Items listed in a dataset:
»»
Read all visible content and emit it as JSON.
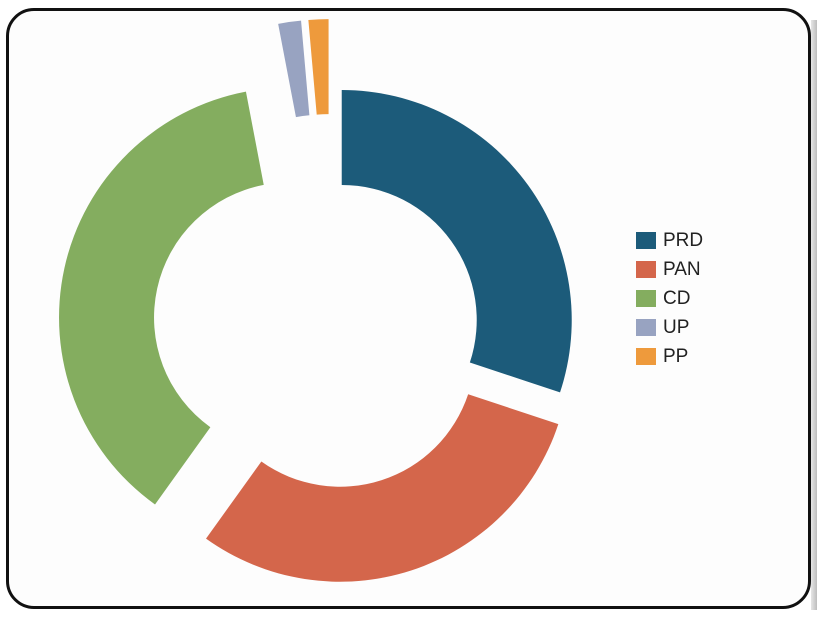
{
  "chart_data": {
    "type": "pie",
    "style": "donut-exploded",
    "series": [
      {
        "label": "PRD",
        "value": 30.1,
        "color": "#1c5b7a"
      },
      {
        "label": "PAN",
        "value": 29.8,
        "color": "#d4664b"
      },
      {
        "label": "CD",
        "value": 37.1,
        "color": "#84ad5f"
      },
      {
        "label": "UP",
        "value": 1.6,
        "color": "#98a3c1"
      },
      {
        "label": "PP",
        "value": 1.4,
        "color": "#ee9a3c"
      }
    ],
    "legend_position": "right"
  }
}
««
**WORK REQUIRED:**
Every record above must be given again exactly; drop the pictures.

**FULL ANSWER:**
Read all visible content and emit it as JSON.
{
  "chart_data": {
    "type": "pie",
    "style": "donut-exploded",
    "series": [
      {
        "label": "PRD",
        "value": 30.1,
        "color": "#1c5b7a"
      },
      {
        "label": "PAN",
        "value": 29.8,
        "color": "#d4664b"
      },
      {
        "label": "CD",
        "value": 37.1,
        "color": "#84ad5f"
      },
      {
        "label": "UP",
        "value": 1.6,
        "color": "#98a3c1"
      },
      {
        "label": "PP",
        "value": 1.4,
        "color": "#ee9a3c"
      }
    ],
    "legend_position": "right"
  }
}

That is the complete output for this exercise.